- _Your objective_
Copy out the rows from the line containing "y-tick-label: 1.20 bbox=[45, 1625, 78, 1644]" down to the one containing "x-tick-label: 22-10-24 bbox=[143, 484, 205, 535]", both included, swapping "P/NAV" for "P/BV" and changing nothing else.
* BEGIN Task input *
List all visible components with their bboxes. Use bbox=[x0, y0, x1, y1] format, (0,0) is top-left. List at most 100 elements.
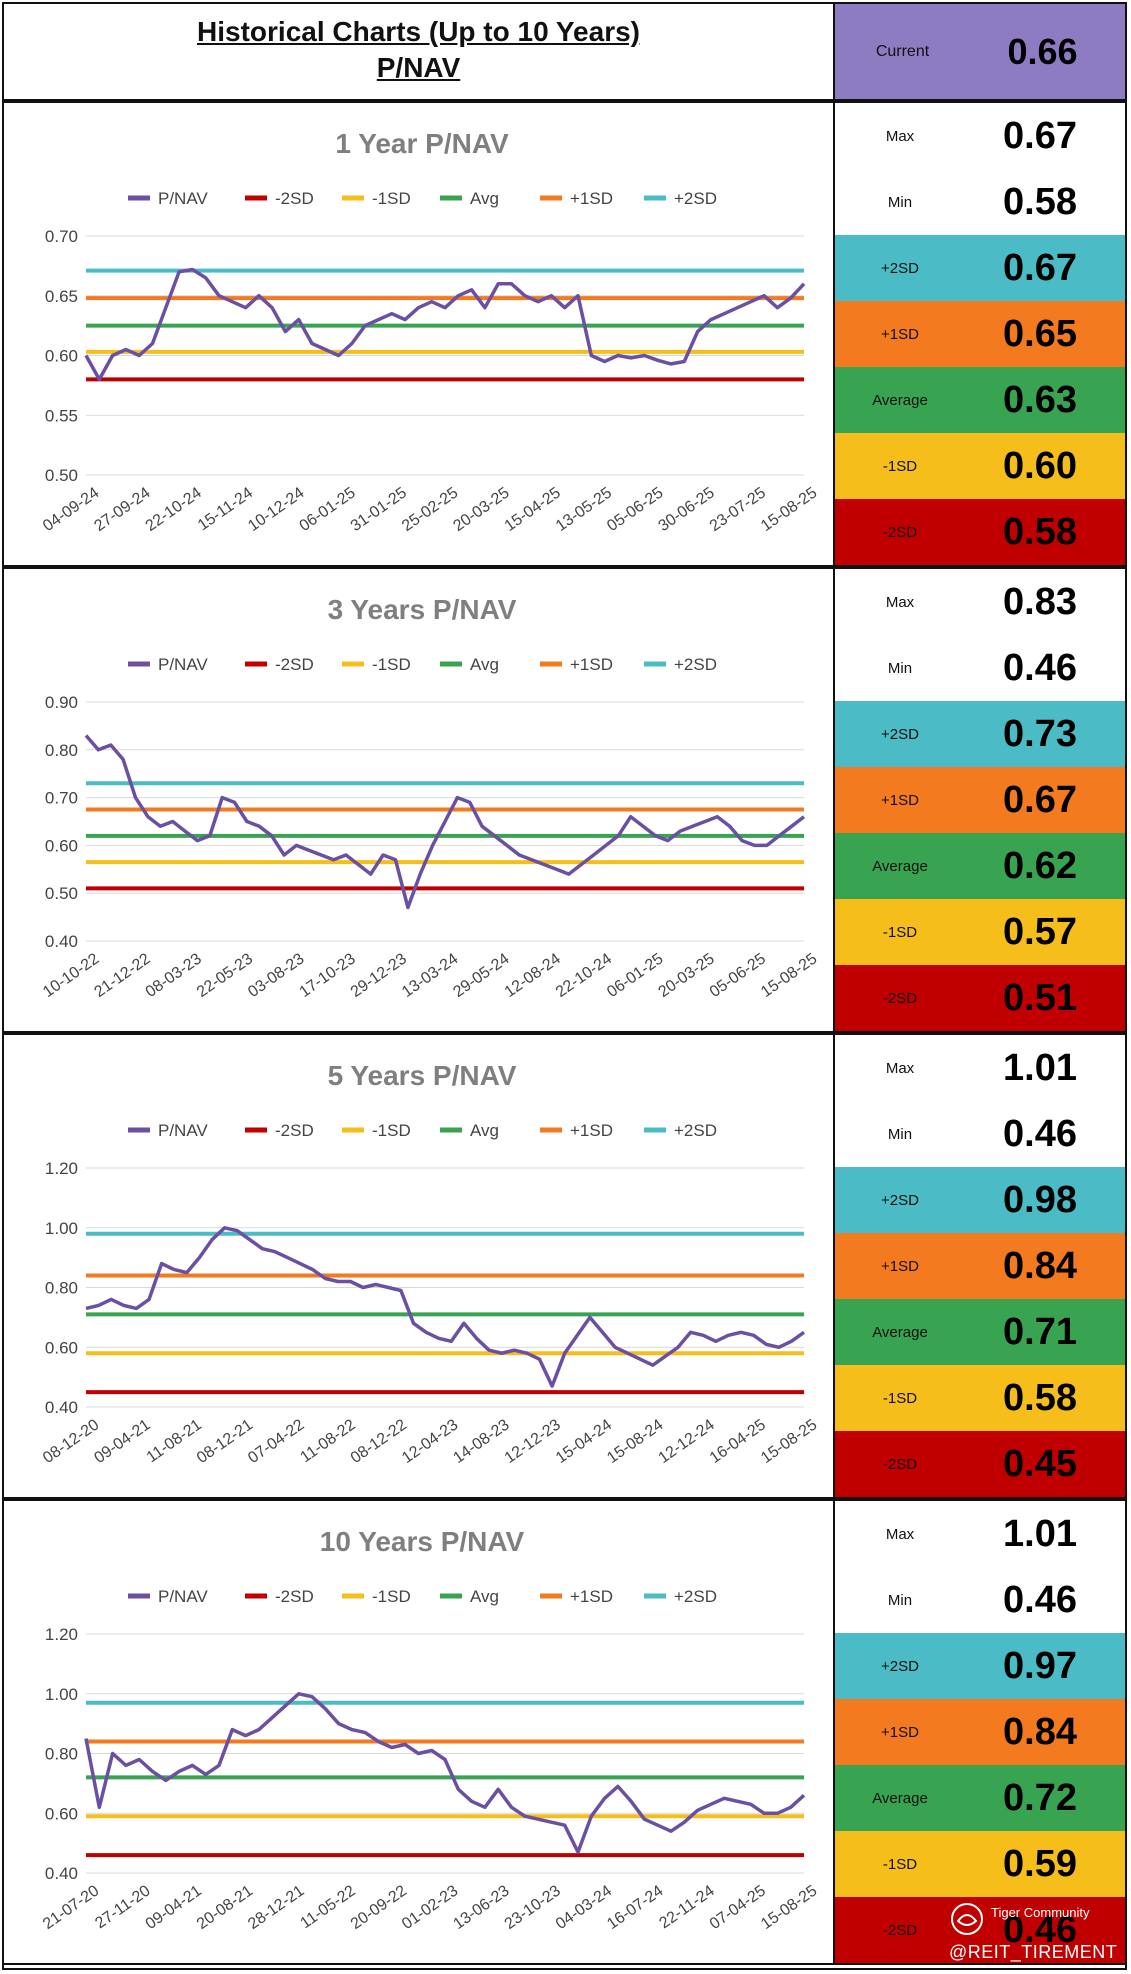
y-tick-label: 1.20 bbox=[45, 1625, 78, 1644]
stat-row--2sd-10y: -2SD 0.46 bbox=[835, 1897, 1125, 1963]
current-value: 0.66 bbox=[1007, 30, 1078, 72]
x-tick-label: 03-08-23 bbox=[245, 950, 307, 1001]
x-tick-label: 17-10-23 bbox=[297, 950, 359, 1001]
chart-panel-5y: 5 Years P/NAV P/NAV -2SD -1SD Avg +1SD +2SD 1.2… bbox=[2, 1033, 835, 1499]
x-tick-label: 27-09-24 bbox=[91, 484, 153, 535]
stat-label: -1SD bbox=[882, 1855, 918, 1873]
stat-label: +1SD bbox=[881, 791, 919, 809]
stat-value: 0.46 bbox=[1003, 1112, 1077, 1155]
stat-value: 0.71 bbox=[1003, 1310, 1077, 1353]
stat-value: 0.84 bbox=[1003, 1710, 1077, 1753]
stat-value: 0.67 bbox=[1003, 114, 1077, 157]
x-tick-label: 16-07-24 bbox=[604, 1882, 666, 1933]
watermark: Tiger Community @REIT_TIREMENT bbox=[945, 1901, 1125, 1971]
x-tick-label: 22-11-24 bbox=[656, 1882, 717, 1932]
current-label: Current bbox=[875, 42, 930, 60]
stat-value: 0.58 bbox=[1003, 1376, 1077, 1419]
y-tick-label: 0.70 bbox=[45, 789, 78, 808]
stat-row-min-1y: Min 0.58 bbox=[835, 169, 1125, 235]
x-tick-label: 22-05-23 bbox=[194, 950, 256, 1001]
chart-5y: 5 Years P/NAV P/NAV -2SD -1SD Avg +1SD +2SD 1.2… bbox=[40, 1060, 820, 1467]
stat-label: Average bbox=[872, 391, 928, 409]
stat-value: 0.83 bbox=[1003, 580, 1077, 623]
legend-label-m2sd: -2SD bbox=[275, 1587, 314, 1606]
stat-label: -1SD bbox=[882, 1389, 918, 1407]
legend-label-m1sd: -1SD bbox=[372, 189, 411, 208]
stat-label: +1SD bbox=[881, 325, 919, 343]
legend-label-p2sd: +2SD bbox=[674, 1121, 717, 1140]
current-value-box: Current 0.66 bbox=[833, 2, 1127, 101]
x-tick-label: 15-11-24 bbox=[195, 484, 256, 534]
stat-row-max-3y: Max 0.83 bbox=[835, 569, 1125, 635]
stat-label: Min bbox=[887, 659, 913, 677]
x-tick-label: 21-07-20 bbox=[40, 1882, 102, 1933]
chart-panel-1y: 1 Year P/NAV P/NAV -2SD -1SD Avg +1SD +2SD 0.70… bbox=[2, 101, 835, 567]
stat-row-average-5y: Average 0.71 bbox=[835, 1299, 1125, 1365]
stat-label: +2SD bbox=[881, 1191, 919, 1209]
x-tick-label: 10-10-22 bbox=[40, 950, 102, 1001]
x-tick-label: 22-10-24 bbox=[143, 484, 205, 535]
stat-value: 0.67 bbox=[1003, 246, 1077, 289]
x-tick-label: 29-12-23 bbox=[348, 950, 410, 1001]
page-subtitle: P/NAV bbox=[376, 52, 461, 83]
stat-label: +1SD bbox=[881, 1723, 919, 1741]
stat-row-average-1y: Average 0.63 bbox=[835, 367, 1125, 433]
stat-label: Min bbox=[887, 1125, 913, 1143]
y-tick-label: 0.50 bbox=[45, 884, 78, 903]
x-tick-label: 29-05-24 bbox=[450, 950, 512, 1001]
x-tick-label: 04-03-24 bbox=[553, 1882, 615, 1933]
x-tick-label: 12-12-23 bbox=[502, 1416, 564, 1467]
x-tick-label: 09-04-21 bbox=[91, 1416, 153, 1467]
x-tick-label: 27-11-20 bbox=[92, 1882, 153, 1932]
legend-label-m1sd: -1SD bbox=[372, 1587, 411, 1606]
stats-panel-1y: Max 0.67 Min 0.58 +2SD 0.67 +1SD 0.65 Average 0.6… bbox=[833, 101, 1127, 567]
x-tick-label: 23-10-23 bbox=[502, 1882, 564, 1933]
x-tick-label: 07-04-25 bbox=[707, 1882, 769, 1933]
y-tick-label: 0.80 bbox=[45, 1745, 78, 1764]
stat-row--1sd-1y: +1SD 0.65 bbox=[835, 301, 1125, 367]
stat-row-max-1y: Max 0.67 bbox=[835, 103, 1125, 169]
y-tick-label: 0.55 bbox=[45, 406, 78, 425]
tiger-logo-icon bbox=[951, 1903, 983, 1935]
x-tick-label: 20-03-25 bbox=[656, 950, 718, 1001]
stat-row--1sd-5y: -1SD 0.58 bbox=[835, 1365, 1125, 1431]
x-tick-label: 09-04-21 bbox=[143, 1882, 205, 1933]
stat-label: -2SD bbox=[882, 1921, 918, 1939]
stat-value: 0.63 bbox=[1003, 378, 1077, 421]
y-tick-label: 0.40 bbox=[45, 932, 78, 951]
pnav-series-line bbox=[84, 1692, 806, 1854]
stat-label: +1SD bbox=[881, 1257, 919, 1275]
stat-value: 0.57 bbox=[1003, 910, 1077, 953]
x-tick-label: 12-08-24 bbox=[502, 950, 564, 1001]
stat-row--1sd-1y: -1SD 0.60 bbox=[835, 433, 1125, 499]
stat-label: -2SD bbox=[882, 989, 918, 1007]
legend-label-p2sd: +2SD bbox=[674, 1587, 717, 1606]
x-tick-label: 23-07-25 bbox=[707, 484, 769, 535]
stat-value: 0.58 bbox=[1003, 180, 1077, 223]
x-tick-label: 20-08-21 bbox=[194, 1882, 256, 1933]
stat-value: 0.46 bbox=[1003, 1908, 1077, 1951]
stat-row--2sd-1y: -2SD 0.58 bbox=[835, 499, 1125, 565]
legend-label-pnav: P/NAV bbox=[158, 1121, 208, 1140]
x-tick-label: 14-08-23 bbox=[450, 1416, 512, 1467]
y-tick-label: 0.60 bbox=[45, 836, 78, 855]
stat-row--2sd-3y: +2SD 0.73 bbox=[835, 701, 1125, 767]
legend-label-m2sd: -2SD bbox=[275, 655, 314, 674]
y-tick-label: 0.60 bbox=[45, 347, 78, 366]
stat-value: 1.01 bbox=[1003, 1046, 1077, 1089]
stat-label: Average bbox=[872, 857, 928, 875]
chart-title: 5 Years P/NAV bbox=[328, 1060, 517, 1091]
x-tick-label: 06-01-25 bbox=[297, 484, 359, 535]
stat-value: 0.65 bbox=[1003, 312, 1077, 355]
stat-label: Max bbox=[885, 1525, 915, 1543]
x-tick-label: 20-09-22 bbox=[348, 1882, 410, 1933]
stat-row-average-10y: Average 0.72 bbox=[835, 1765, 1125, 1831]
x-tick-label: 16-04-25 bbox=[707, 1416, 769, 1467]
x-tick-label: 15-08-25 bbox=[758, 484, 820, 535]
legend-label-p2sd: +2SD bbox=[674, 189, 717, 208]
stat-label: +2SD bbox=[881, 259, 919, 277]
stat-row--1sd-5y: +1SD 0.84 bbox=[835, 1233, 1125, 1299]
y-tick-label: 0.90 bbox=[45, 693, 78, 712]
stats-panel-5y: Max 1.01 Min 0.46 +2SD 0.98 +1SD 0.84 Average 0.7… bbox=[833, 1033, 1127, 1499]
chart-title: 3 Years P/NAV bbox=[328, 594, 517, 625]
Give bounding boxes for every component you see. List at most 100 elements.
* END Task input *
- _Exercise answer_
y-tick-label: 1.20 bbox=[45, 1625, 78, 1644]
stat-row--2sd-10y: -2SD 0.46 bbox=[835, 1897, 1125, 1963]
current-value: 0.66 bbox=[1007, 30, 1078, 72]
x-tick-label: 03-08-23 bbox=[245, 950, 307, 1001]
x-tick-label: 17-10-23 bbox=[297, 950, 359, 1001]
chart-panel-5y: 5 Years P/BV P/BV -2SD -1SD Avg +1SD +2SD 1.2… bbox=[2, 1033, 835, 1499]
x-tick-label: 27-09-24 bbox=[91, 484, 153, 535]
stat-label: -1SD bbox=[882, 1855, 918, 1873]
stat-label: +1SD bbox=[881, 791, 919, 809]
stat-value: 0.46 bbox=[1003, 1112, 1077, 1155]
stat-value: 0.71 bbox=[1003, 1310, 1077, 1353]
stat-value: 0.84 bbox=[1003, 1710, 1077, 1753]
stat-value: 0.67 bbox=[1003, 114, 1077, 157]
x-tick-label: 16-07-24 bbox=[604, 1882, 666, 1933]
watermark: Tiger Community @REIT_TIREMENT bbox=[945, 1901, 1125, 1971]
x-tick-label: 22-11-24 bbox=[656, 1882, 717, 1932]
current-label: Current bbox=[875, 42, 930, 60]
stat-value: 0.58 bbox=[1003, 1376, 1077, 1419]
y-tick-label: 0.70 bbox=[45, 789, 78, 808]
stat-row-min-1y: Min 0.58 bbox=[835, 169, 1125, 235]
x-tick-label: 22-05-23 bbox=[194, 950, 256, 1001]
chart-5y: 5 Years P/BV P/BV -2SD -1SD Avg +1SD +2SD 1.2… bbox=[40, 1060, 820, 1467]
stat-label: Average bbox=[872, 391, 928, 409]
stat-value: 0.83 bbox=[1003, 580, 1077, 623]
legend-label-m2sd: -2SD bbox=[275, 1587, 314, 1606]
stat-label: -1SD bbox=[882, 1389, 918, 1407]
legend-label-m1sd: -1SD bbox=[372, 189, 411, 208]
stat-label: +1SD bbox=[881, 325, 919, 343]
legend-label-p2sd: +2SD bbox=[674, 1121, 717, 1140]
current-value-box: Current 0.66 bbox=[833, 2, 1127, 101]
x-tick-label: 15-11-24 bbox=[195, 484, 256, 534]
stat-row-max-3y: Max 0.83 bbox=[835, 569, 1125, 635]
stat-label: Min bbox=[887, 659, 913, 677]
x-tick-label: 21-07-20 bbox=[40, 1882, 102, 1933]
chart-panel-1y: 1 Year P/BV P/BV -2SD -1SD Avg +1SD +2SD 0.70… bbox=[2, 101, 835, 567]
stat-row-average-5y: Average 0.71 bbox=[835, 1299, 1125, 1365]
stat-label: +2SD bbox=[881, 1191, 919, 1209]
x-tick-label: 10-10-22 bbox=[40, 950, 102, 1001]
x-tick-label: 22-10-24 bbox=[143, 484, 205, 535]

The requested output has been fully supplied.